- Requirements:
Could you copy the data word for word, from its first line through the line that contains "476, 208, 514]", with that line included?

- Material shown:
»»

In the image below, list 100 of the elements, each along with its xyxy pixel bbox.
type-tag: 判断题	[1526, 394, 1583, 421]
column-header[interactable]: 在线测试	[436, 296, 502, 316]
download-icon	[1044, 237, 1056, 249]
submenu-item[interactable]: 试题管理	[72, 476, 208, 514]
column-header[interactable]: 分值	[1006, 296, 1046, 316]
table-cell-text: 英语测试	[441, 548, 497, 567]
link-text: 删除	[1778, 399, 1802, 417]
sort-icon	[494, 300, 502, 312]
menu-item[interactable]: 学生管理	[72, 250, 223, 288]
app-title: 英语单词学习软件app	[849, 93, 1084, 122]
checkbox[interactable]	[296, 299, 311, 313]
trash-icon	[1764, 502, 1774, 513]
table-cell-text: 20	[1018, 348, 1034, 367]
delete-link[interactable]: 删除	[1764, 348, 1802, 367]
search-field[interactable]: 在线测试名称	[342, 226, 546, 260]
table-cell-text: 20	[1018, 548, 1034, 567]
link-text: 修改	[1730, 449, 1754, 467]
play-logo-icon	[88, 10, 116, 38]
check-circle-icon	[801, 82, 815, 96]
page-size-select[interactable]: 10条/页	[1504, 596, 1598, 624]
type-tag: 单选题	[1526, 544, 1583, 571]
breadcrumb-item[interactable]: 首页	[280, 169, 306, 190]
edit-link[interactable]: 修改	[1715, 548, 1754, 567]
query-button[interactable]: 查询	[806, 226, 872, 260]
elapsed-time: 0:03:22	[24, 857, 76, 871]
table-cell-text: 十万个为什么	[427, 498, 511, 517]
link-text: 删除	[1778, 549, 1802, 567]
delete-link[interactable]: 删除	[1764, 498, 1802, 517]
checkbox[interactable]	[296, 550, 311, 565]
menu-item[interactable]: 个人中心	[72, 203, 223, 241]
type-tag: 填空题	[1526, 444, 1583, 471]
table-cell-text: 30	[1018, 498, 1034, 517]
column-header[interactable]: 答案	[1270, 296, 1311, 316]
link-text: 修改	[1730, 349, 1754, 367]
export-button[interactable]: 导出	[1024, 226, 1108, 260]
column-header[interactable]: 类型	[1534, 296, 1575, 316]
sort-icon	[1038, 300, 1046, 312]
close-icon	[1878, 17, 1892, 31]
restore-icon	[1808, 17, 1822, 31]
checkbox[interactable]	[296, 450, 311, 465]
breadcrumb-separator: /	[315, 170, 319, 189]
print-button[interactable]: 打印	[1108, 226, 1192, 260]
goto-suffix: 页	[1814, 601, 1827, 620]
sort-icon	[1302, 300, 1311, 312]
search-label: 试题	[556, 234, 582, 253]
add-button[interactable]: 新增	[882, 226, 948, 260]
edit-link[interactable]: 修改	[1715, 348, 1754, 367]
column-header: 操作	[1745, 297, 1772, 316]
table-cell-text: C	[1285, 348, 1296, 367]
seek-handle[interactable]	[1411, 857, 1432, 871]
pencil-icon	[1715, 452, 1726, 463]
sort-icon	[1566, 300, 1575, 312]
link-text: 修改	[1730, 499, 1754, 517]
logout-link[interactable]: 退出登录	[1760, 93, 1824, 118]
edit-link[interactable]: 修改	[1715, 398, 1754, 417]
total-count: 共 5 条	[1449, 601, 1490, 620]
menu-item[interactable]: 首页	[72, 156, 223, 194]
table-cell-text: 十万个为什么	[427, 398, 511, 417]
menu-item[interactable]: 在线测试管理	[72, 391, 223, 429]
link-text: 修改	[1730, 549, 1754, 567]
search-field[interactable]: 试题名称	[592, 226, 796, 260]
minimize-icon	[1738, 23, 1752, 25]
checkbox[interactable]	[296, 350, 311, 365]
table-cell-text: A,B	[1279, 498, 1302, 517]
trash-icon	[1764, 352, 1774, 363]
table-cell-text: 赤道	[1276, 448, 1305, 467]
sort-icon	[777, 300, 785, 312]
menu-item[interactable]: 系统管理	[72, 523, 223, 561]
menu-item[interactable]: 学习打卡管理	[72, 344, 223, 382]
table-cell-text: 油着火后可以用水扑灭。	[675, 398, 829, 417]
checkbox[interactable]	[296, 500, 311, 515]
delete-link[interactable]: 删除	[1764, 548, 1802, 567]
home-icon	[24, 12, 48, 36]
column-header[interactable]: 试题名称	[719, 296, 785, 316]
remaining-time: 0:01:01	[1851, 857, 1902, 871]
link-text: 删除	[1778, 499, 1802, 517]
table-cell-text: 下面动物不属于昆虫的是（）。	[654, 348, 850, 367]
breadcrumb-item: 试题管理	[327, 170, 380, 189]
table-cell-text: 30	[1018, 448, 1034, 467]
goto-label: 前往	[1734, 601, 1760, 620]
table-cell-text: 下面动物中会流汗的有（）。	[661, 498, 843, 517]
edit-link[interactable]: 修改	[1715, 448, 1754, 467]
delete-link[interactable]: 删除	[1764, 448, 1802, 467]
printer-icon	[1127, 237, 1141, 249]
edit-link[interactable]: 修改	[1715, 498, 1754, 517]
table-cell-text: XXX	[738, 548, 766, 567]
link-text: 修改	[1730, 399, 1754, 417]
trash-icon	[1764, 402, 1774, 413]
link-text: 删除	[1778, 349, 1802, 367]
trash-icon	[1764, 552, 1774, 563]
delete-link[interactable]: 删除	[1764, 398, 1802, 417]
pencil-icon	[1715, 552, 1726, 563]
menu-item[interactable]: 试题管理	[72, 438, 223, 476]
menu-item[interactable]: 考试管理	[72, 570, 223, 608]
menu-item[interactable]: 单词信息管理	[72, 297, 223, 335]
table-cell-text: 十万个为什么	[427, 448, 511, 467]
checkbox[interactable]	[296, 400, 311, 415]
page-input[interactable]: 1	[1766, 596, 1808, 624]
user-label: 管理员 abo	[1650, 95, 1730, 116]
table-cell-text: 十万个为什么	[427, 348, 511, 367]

««

- Full output:
In the image below, list 100 of the elements, each along with its xyxy pixel bbox.
type-tag: 判断题	[1526, 394, 1583, 421]
column-header[interactable]: 在线测试	[436, 296, 502, 316]
download-icon	[1044, 237, 1056, 249]
submenu-item[interactable]: 试题管理	[72, 476, 208, 514]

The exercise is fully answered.